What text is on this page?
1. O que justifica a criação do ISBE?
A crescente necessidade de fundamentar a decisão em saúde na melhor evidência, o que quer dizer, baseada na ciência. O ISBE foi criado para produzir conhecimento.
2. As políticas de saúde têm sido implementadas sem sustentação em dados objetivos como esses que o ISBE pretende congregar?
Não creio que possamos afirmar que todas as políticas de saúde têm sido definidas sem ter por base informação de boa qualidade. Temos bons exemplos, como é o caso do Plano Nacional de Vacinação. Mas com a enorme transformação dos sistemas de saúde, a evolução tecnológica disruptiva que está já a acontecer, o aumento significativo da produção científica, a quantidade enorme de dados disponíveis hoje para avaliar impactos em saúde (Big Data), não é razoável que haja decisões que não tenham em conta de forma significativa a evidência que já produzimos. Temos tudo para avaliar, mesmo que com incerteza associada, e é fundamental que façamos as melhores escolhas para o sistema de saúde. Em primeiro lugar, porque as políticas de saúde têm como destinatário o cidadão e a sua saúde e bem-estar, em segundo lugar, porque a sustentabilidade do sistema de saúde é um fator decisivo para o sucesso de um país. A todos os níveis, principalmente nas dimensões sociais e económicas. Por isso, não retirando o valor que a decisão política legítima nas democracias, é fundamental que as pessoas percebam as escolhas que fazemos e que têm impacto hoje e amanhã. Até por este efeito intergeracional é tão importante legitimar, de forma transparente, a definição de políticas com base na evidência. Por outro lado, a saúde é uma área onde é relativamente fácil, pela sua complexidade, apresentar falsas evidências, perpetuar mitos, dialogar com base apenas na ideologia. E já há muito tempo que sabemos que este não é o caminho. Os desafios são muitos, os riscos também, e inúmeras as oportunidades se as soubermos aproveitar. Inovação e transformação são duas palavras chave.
• • • • •
- **Work to do**:
Go through the listing above and restate it word for word.

- **Finished task**:
What text is on this page?
1. O que justifica a criação do ISBE?
A crescente necessidade de fundamentar a decisão em saúde na melhor evidência, o que quer dizer, baseada na ciência. O ISBE foi criado para produzir conhecimento.
2. As políticas de saúde têm sido implementadas sem sustentação em dados objetivos como esses que o ISBE pretende congregar?
Não creio que possamos afirmar que todas as políticas de saúde têm sido definidas sem ter por base informação de boa qualidade. Temos bons exemplos, como é o caso do Plano Nacional de Vacinação. Mas com a enorme transformação dos sistemas de saúde, a evolução tecnológica disruptiva que está já a acontecer, o aumento significativo da produção científica, a quantidade enorme de dados disponíveis hoje para avaliar impactos em saúde (Big Data), não é razoável que haja decisões que não tenham em conta de forma significativa a evidência que já produzimos. Temos tudo para avaliar, mesmo que com incerteza associada, e é fundamental que façamos as melhores escolhas para o sistema de saúde. Em primeiro lugar, porque as políticas de saúde têm como destinatário o cidadão e a sua saúde e bem-estar, em segundo lugar, porque a sustentabilidade do sistema de saúde é um fator decisivo para o sucesso de um país. A todos os níveis, principalmente nas dimensões sociais e económicas. Por isso, não retirando o valor que a decisão política legítima nas democracias, é fundamental que as pessoas percebam as escolhas que fazemos e que têm impacto hoje e amanhã. Até por este efeito intergeracional é tão importante legitimar, de forma transparente, a definição de políticas com base na evidência. Por outro lado, a saúde é uma área onde é relativamente fácil, pela sua complexidade, apresentar falsas evidências, perpetuar mitos, dialogar com base apenas na ideologia. E já há muito tempo que sabemos que este não é o caminho. Os desafios são muitos, os riscos também, e inúmeras as oportunidades se as soubermos aproveitar. Inovação e transformação são duas palavras chave.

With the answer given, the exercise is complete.